Extract
** begin **

On yesterday’s Morning Joe show, the NYT’s star op-ed writer and Obama devotee Bob Herbert showed just how far off the deep end he has gone – to the point where all perspective and clear-headedness is gone. Now we normally would want perspective and clear-headedness from a major national columnist, but the NYT is going to ask itself: Is he us or is he bonkers? (I think the answer is “us.”)

Here’s the passage:

You guys have seen the ad a number of times I am sure, and I know you have it here in-house. First thing you see are a couple images of Britney Spears and Paris Hilton, right? [Wrong - Obama comes up first.] And we see an image of Barack Obama right after that. It comes quickly, right at the beginning of the ad, right?

Do you remember any other startling images right there at the beginning?

All right. There is an image right there at the very beginning of the Leaning Tower of Pisa and there is an image of the Washington Monument.

You look at the beginning of that ad again, and you tell me why those two phallic symbols are placed right there – POW! – right at the beginning of that ad. I really wish someone would answer the question, I think it’s really important. Why are these two phallic symbols in this ad run against Barack Obama, right after we see the images of Britney Spears and Paris Hilton?

** end **

Actions to take
A. Rewrite the paragraph of the Bob Herbert commentary that begins "On yesterday's Morning Joe show" in one or two shorter sentences, keeping its main facts.
B. Name every image that the Bob Herbert commentary says appears at the beginning of the ad.
C. Carry on the Bob Herbert commentary from its final sentence, writing the next paragraph.

Supplied information

** begin **

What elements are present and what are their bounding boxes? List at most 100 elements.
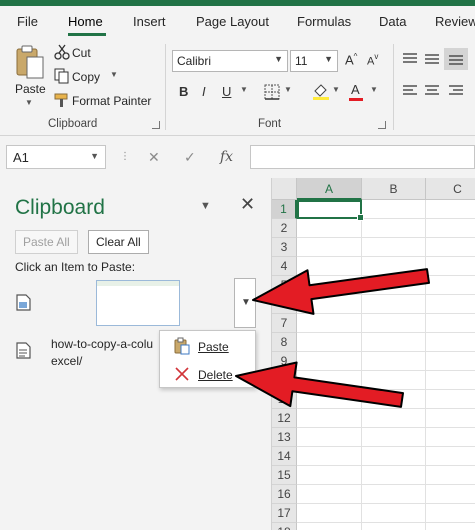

** end **

Responses for each task
A. On yesterday's Morning Joe, New York Times op-ed writer and Obama devotee Bob Herbert showed he has lost all perspective and clear-headedness, qualities a major national columnist should have. The writer says the paper will ask whether he is "us" or bonkers, and thinks the answer is "us."

B.
- Britney Spears
- Paris Hilton
- Barack Obama
- The Leaning Tower of Pisa
- The Washington Monument

C.
See the whole clip here.

The images, of course, are of the the Victory Column in Berlin’s Tiergarten Park, which dominated the background of the Obama rally.

Whoa! Wait a minute! Is that a white chick on top of that phallic symbol? Stop the presses!!!

Either Herbert is blinded by GOP-hatred and Obama-love and is interjecting symbolism without rhyme or reason, or he spent no time watching the ad he has campaigned written so passionately about. Neither alternative is satisfactory for the writer of a prominent national column … at least it hasn’t been since the death of Hunter Thompson. Columnists like Herbert are supposed to be more studied and careful, heck, more rational and less prone to hallucinations than this.

The NYT and Herbert have a real problem on their hands. Will they even acknowledge this farcical yet insightful error? Will there be a terse correction or a Herbert column in which he attempts to explain or justify this truly condemning error? Will the thing pass as if it never was said?

Any option is unpleasant. My recommendation: Time to fire Bob Herbert, or at least put him on leave for a month or two so he can get the help he needs. My guess: The NYT and Herbert will both blow it off.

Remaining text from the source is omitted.